[Figure record listings]
★ ★ ★ ★ ★

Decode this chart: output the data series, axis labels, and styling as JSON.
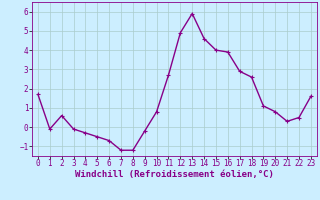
{
  "xlabel": "Windchill (Refroidissement éolien,°C)",
  "x_values": [
    0,
    1,
    2,
    3,
    4,
    5,
    6,
    7,
    8,
    9,
    10,
    11,
    12,
    13,
    14,
    15,
    16,
    17,
    18,
    19,
    20,
    21,
    22,
    23
  ],
  "y_values": [
    1.7,
    -0.1,
    0.6,
    -0.1,
    -0.3,
    -0.5,
    -0.7,
    -1.2,
    -1.2,
    -0.2,
    0.8,
    2.7,
    4.9,
    5.9,
    4.6,
    4.0,
    3.9,
    2.9,
    2.6,
    1.1,
    0.8,
    0.3,
    0.5,
    1.6
  ],
  "line_color": "#880088",
  "bg_color": "#cceeff",
  "grid_color": "#aacccc",
  "ylim": [
    -1.5,
    6.5
  ],
  "yticks": [
    -1,
    0,
    1,
    2,
    3,
    4,
    5,
    6
  ],
  "xlim": [
    -0.5,
    23.5
  ],
  "xticks": [
    0,
    1,
    2,
    3,
    4,
    5,
    6,
    7,
    8,
    9,
    10,
    11,
    12,
    13,
    14,
    15,
    16,
    17,
    18,
    19,
    20,
    21,
    22,
    23
  ],
  "xlabel_fontsize": 6.5,
  "tick_fontsize": 5.5,
  "marker_size": 2.5,
  "line_width": 1.0
}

★ ★ ★ ★ ★

» STATED PROBLEM: Write out each line again precisely as it appears, skipping every picture.

» RESPONSE TO THE EXERCISE:
Decode this chart: output the data series, axis labels, and styling as JSON.
{
  "xlabel": "Windchill (Refroidissement éolien,°C)",
  "x_values": [
    0,
    1,
    2,
    3,
    4,
    5,
    6,
    7,
    8,
    9,
    10,
    11,
    12,
    13,
    14,
    15,
    16,
    17,
    18,
    19,
    20,
    21,
    22,
    23
  ],
  "y_values": [
    1.7,
    -0.1,
    0.6,
    -0.1,
    -0.3,
    -0.5,
    -0.7,
    -1.2,
    -1.2,
    -0.2,
    0.8,
    2.7,
    4.9,
    5.9,
    4.6,
    4.0,
    3.9,
    2.9,
    2.6,
    1.1,
    0.8,
    0.3,
    0.5,
    1.6
  ],
  "line_color": "#880088",
  "bg_color": "#cceeff",
  "grid_color": "#aacccc",
  "ylim": [
    -1.5,
    6.5
  ],
  "yticks": [
    -1,
    0,
    1,
    2,
    3,
    4,
    5,
    6
  ],
  "xlim": [
    -0.5,
    23.5
  ],
  "xticks": [
    0,
    1,
    2,
    3,
    4,
    5,
    6,
    7,
    8,
    9,
    10,
    11,
    12,
    13,
    14,
    15,
    16,
    17,
    18,
    19,
    20,
    21,
    22,
    23
  ],
  "xlabel_fontsize": 6.5,
  "tick_fontsize": 5.5,
  "marker_size": 2.5,
  "line_width": 1.0
}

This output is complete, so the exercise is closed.